──────── Extracted information ────────

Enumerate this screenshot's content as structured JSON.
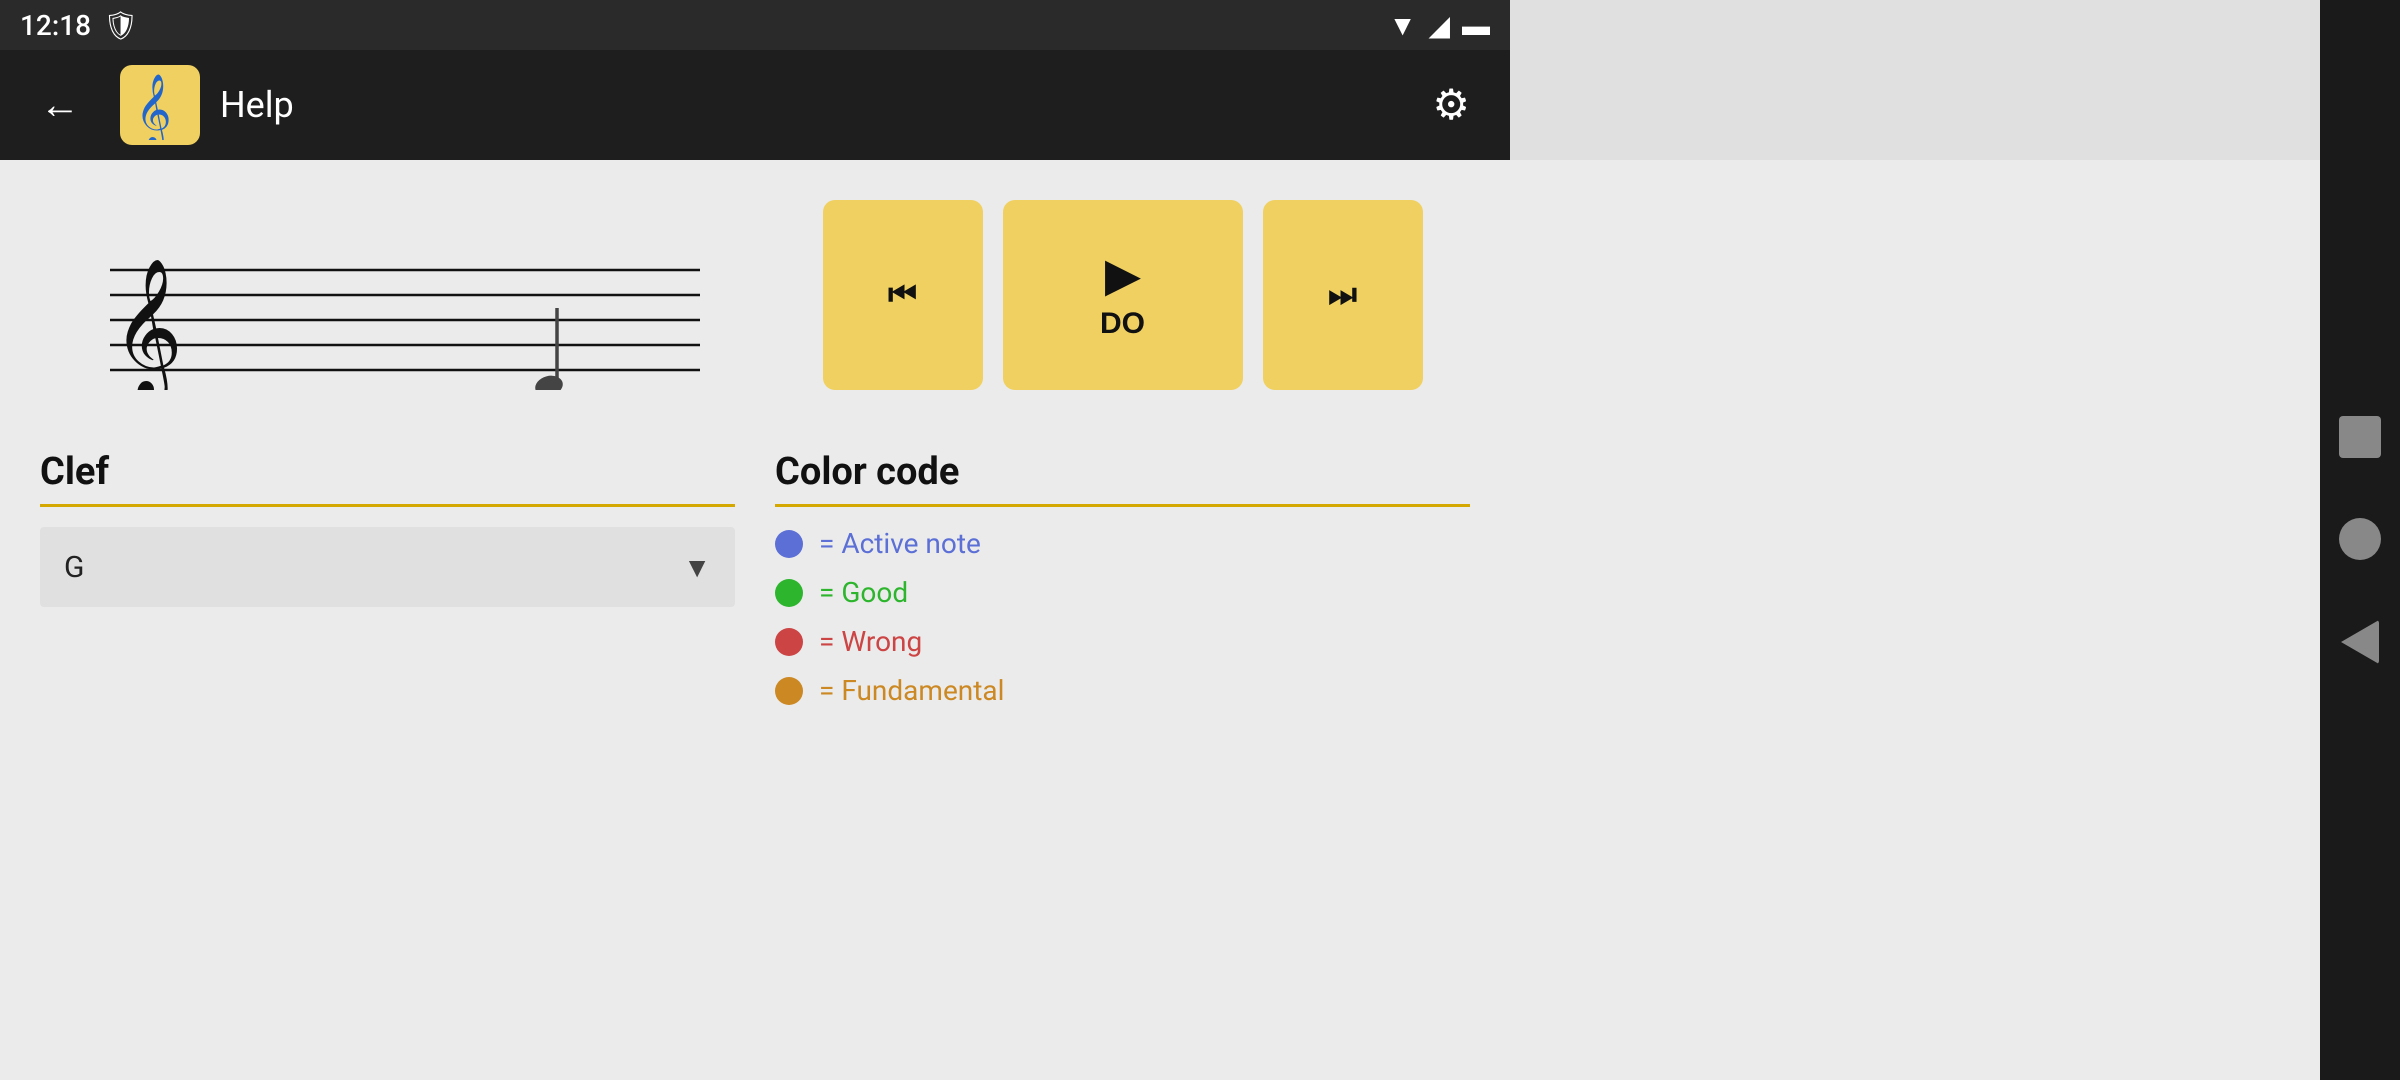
{
  "statusBar": {
    "time": "12:18",
    "shieldIcon": "🛡",
    "wifiIcon": "▼",
    "signalIcon": "▲",
    "batteryIcon": "🔋"
  },
  "appBar": {
    "backLabel": "←",
    "title": "Help",
    "settingsIcon": "⚙"
  },
  "playbackControls": {
    "prevLabel": "⏮",
    "playLabel": "▶",
    "playNote": "DO",
    "nextLabel": "⏭"
  },
  "clef": {
    "sectionTitle": "Clef",
    "selectedValue": "G",
    "dropdownArrow": "▼"
  },
  "colorCode": {
    "sectionTitle": "Color code",
    "items": [
      {
        "color": "#5b6fd6",
        "label": "= Active note"
      },
      {
        "color": "#2db52d",
        "label": "= Good"
      },
      {
        "color": "#cc4444",
        "label": "= Wrong"
      },
      {
        "color": "#cc8822",
        "label": "= Fundamental"
      }
    ]
  },
  "navBar": {
    "squareLabel": "■",
    "circleLabel": "●",
    "backLabel": "◀"
  }
}
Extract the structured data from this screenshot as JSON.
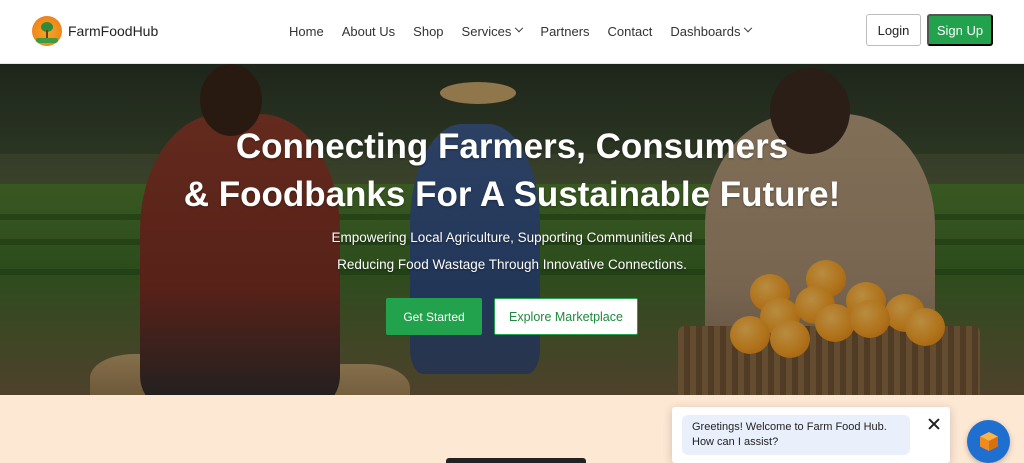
{
  "brand": {
    "name": "FarmFoodHub"
  },
  "nav": {
    "links": [
      {
        "label": "Home"
      },
      {
        "label": "About Us"
      },
      {
        "label": "Shop"
      },
      {
        "label": "Services",
        "dropdown": true
      },
      {
        "label": "Partners"
      },
      {
        "label": "Contact"
      },
      {
        "label": "Dashboards",
        "dropdown": true
      }
    ],
    "login_label": "Login",
    "signup_label": "Sign Up"
  },
  "hero": {
    "title_line1": "Connecting Farmers, Consumers",
    "title_line2": "& Foodbanks For A Sustainable Future!",
    "subtitle_line1": "Empowering Local Agriculture, Supporting Communities And",
    "subtitle_line2": "Reducing Food Wastage Through Innovative Connections.",
    "primary_cta": "Get Started",
    "secondary_cta": "Explore Marketplace"
  },
  "chat": {
    "message_line1": "Greetings! Welcome to Farm Food Hub.",
    "message_line2": "How can I assist?"
  },
  "colors": {
    "accent_green": "#23a24d",
    "below_hero_bg": "#fde8d4",
    "chat_launcher": "#1f6fd1"
  }
}
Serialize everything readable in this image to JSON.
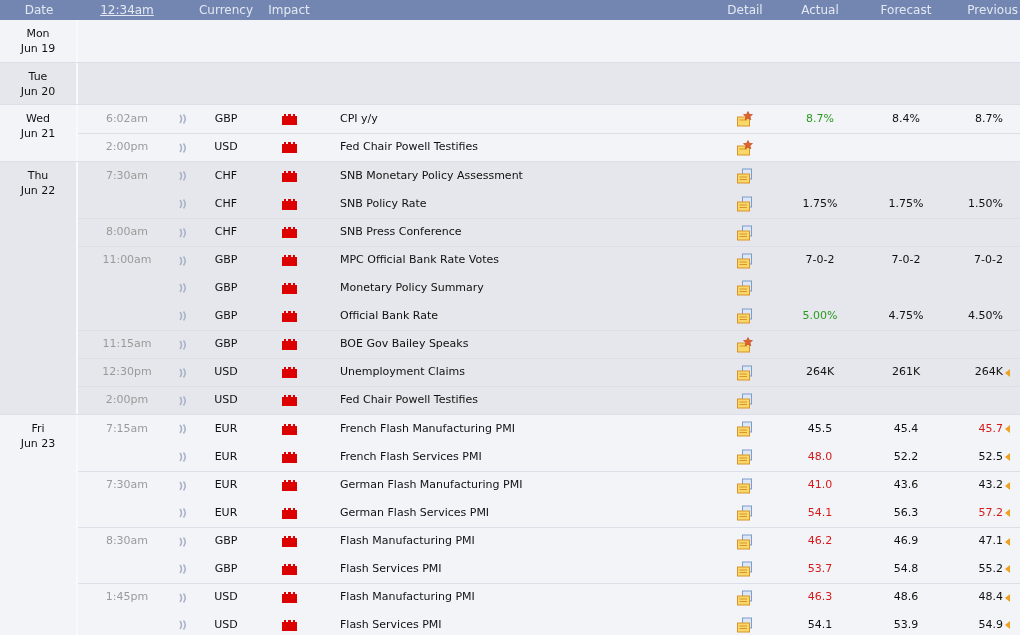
{
  "header": {
    "date": "Date",
    "time_link": "12:34am",
    "currency": "Currency",
    "impact": "Impact",
    "detail": "Detail",
    "actual": "Actual",
    "forecast": "Forecast",
    "previous": "Previous"
  },
  "days": [
    {
      "weekday": "Mon",
      "date": "Jun 19"
    },
    {
      "weekday": "Tue",
      "date": "Jun 20"
    },
    {
      "weekday": "Wed",
      "date": "Jun 21",
      "events": [
        {
          "time": "6:02am",
          "currency": "GBP",
          "color": "#dd0000",
          "title": "CPI y/y",
          "starred": true,
          "actual": {
            "text": "8.7%",
            "color": "#2a9a1e"
          },
          "forecast": "8.4%",
          "previous": {
            "text": "8.7%",
            "color": "#111111",
            "revised": false
          }
        },
        {
          "time": "2:00pm",
          "currency": "USD",
          "color": "#dd0000",
          "title": "Fed Chair Powell Testifies",
          "starred": true
        }
      ]
    },
    {
      "weekday": "Thu",
      "date": "Jun 22",
      "events": [
        {
          "time": "7:30am",
          "currency": "CHF",
          "color": "#dd0000",
          "title": "SNB Monetary Policy Assessment",
          "starred": false
        },
        {
          "currency": "CHF",
          "color": "#dd0000",
          "title": "SNB Policy Rate",
          "starred": false,
          "actual": {
            "text": "1.75%",
            "color": "#111111"
          },
          "forecast": "1.75%",
          "previous": {
            "text": "1.50%",
            "color": "#111111",
            "revised": false
          }
        },
        {
          "time": "8:00am",
          "currency": "CHF",
          "color": "#dd0000",
          "title": "SNB Press Conference",
          "starred": false
        },
        {
          "time": "11:00am",
          "currency": "GBP",
          "color": "#dd0000",
          "title": "MPC Official Bank Rate Votes",
          "starred": false,
          "actual": {
            "text": "7-0-2",
            "color": "#111111"
          },
          "forecast": "7-0-2",
          "previous": {
            "text": "7-0-2",
            "color": "#111111",
            "revised": false
          }
        },
        {
          "currency": "GBP",
          "color": "#dd0000",
          "title": "Monetary Policy Summary",
          "starred": false
        },
        {
          "currency": "GBP",
          "color": "#dd0000",
          "title": "Official Bank Rate",
          "starred": false,
          "actual": {
            "text": "5.00%",
            "color": "#2a9a1e"
          },
          "forecast": "4.75%",
          "previous": {
            "text": "4.50%",
            "color": "#111111",
            "revised": false
          }
        },
        {
          "time": "11:15am",
          "currency": "GBP",
          "color": "#dd0000",
          "title": "BOE Gov Bailey Speaks",
          "starred": true
        },
        {
          "time": "12:30pm",
          "currency": "USD",
          "color": "#dd0000",
          "title": "Unemployment Claims",
          "starred": false,
          "actual": {
            "text": "264K",
            "color": "#111111"
          },
          "forecast": "261K",
          "previous": {
            "text": "264K",
            "color": "#111111",
            "revised": true
          }
        },
        {
          "time": "2:00pm",
          "currency": "USD",
          "color": "#dd0000",
          "title": "Fed Chair Powell Testifies",
          "starred": false
        }
      ]
    },
    {
      "weekday": "Fri",
      "date": "Jun 23",
      "events": [
        {
          "time": "7:15am",
          "currency": "EUR",
          "color": "#dd0000",
          "title": "French Flash Manufacturing PMI",
          "starred": false,
          "actual": {
            "text": "45.5",
            "color": "#111111"
          },
          "forecast": "45.4",
          "previous": {
            "text": "45.7",
            "color": "#d51a1a",
            "revised": true
          }
        },
        {
          "currency": "EUR",
          "color": "#dd0000",
          "title": "French Flash Services PMI",
          "starred": false,
          "actual": {
            "text": "48.0",
            "color": "#d51a1a"
          },
          "forecast": "52.2",
          "previous": {
            "text": "52.5",
            "color": "#111111",
            "revised": true
          }
        },
        {
          "time": "7:30am",
          "currency": "EUR",
          "color": "#dd0000",
          "title": "German Flash Manufacturing PMI",
          "starred": false,
          "actual": {
            "text": "41.0",
            "color": "#d51a1a"
          },
          "forecast": "43.6",
          "previous": {
            "text": "43.2",
            "color": "#111111",
            "revised": true
          }
        },
        {
          "currency": "EUR",
          "color": "#dd0000",
          "title": "German Flash Services PMI",
          "starred": false,
          "actual": {
            "text": "54.1",
            "color": "#d51a1a"
          },
          "forecast": "56.3",
          "previous": {
            "text": "57.2",
            "color": "#d51a1a",
            "revised": true
          }
        },
        {
          "time": "8:30am",
          "currency": "GBP",
          "color": "#dd0000",
          "title": "Flash Manufacturing PMI",
          "starred": false,
          "actual": {
            "text": "46.2",
            "color": "#d51a1a"
          },
          "forecast": "46.9",
          "previous": {
            "text": "47.1",
            "color": "#111111",
            "revised": true
          }
        },
        {
          "currency": "GBP",
          "color": "#dd0000",
          "title": "Flash Services PMI",
          "starred": false,
          "actual": {
            "text": "53.7",
            "color": "#d51a1a"
          },
          "forecast": "54.8",
          "previous": {
            "text": "55.2",
            "color": "#111111",
            "revised": true
          }
        },
        {
          "time": "1:45pm",
          "currency": "USD",
          "color": "#dd0000",
          "title": "Flash Manufacturing PMI",
          "starred": false,
          "actual": {
            "text": "46.3",
            "color": "#d51a1a"
          },
          "forecast": "48.6",
          "previous": {
            "text": "48.4",
            "color": "#111111",
            "revised": true
          }
        },
        {
          "currency": "USD",
          "color": "#dd0000",
          "title": "Flash Services PMI",
          "starred": false,
          "actual": {
            "text": "54.1",
            "color": "#111111"
          },
          "forecast": "53.9",
          "previous": {
            "text": "54.9",
            "color": "#111111",
            "revised": true
          }
        }
      ]
    }
  ]
}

────────

→ **Short task**: Gather up, from the records above, each line where the word "weekday" appears.

→ **Exercise result**:
      "weekday": "Mon",
      "weekday": "Tue",
      "weekday": "Wed",
      "weekday": "Thu",
      "weekday": "Fri",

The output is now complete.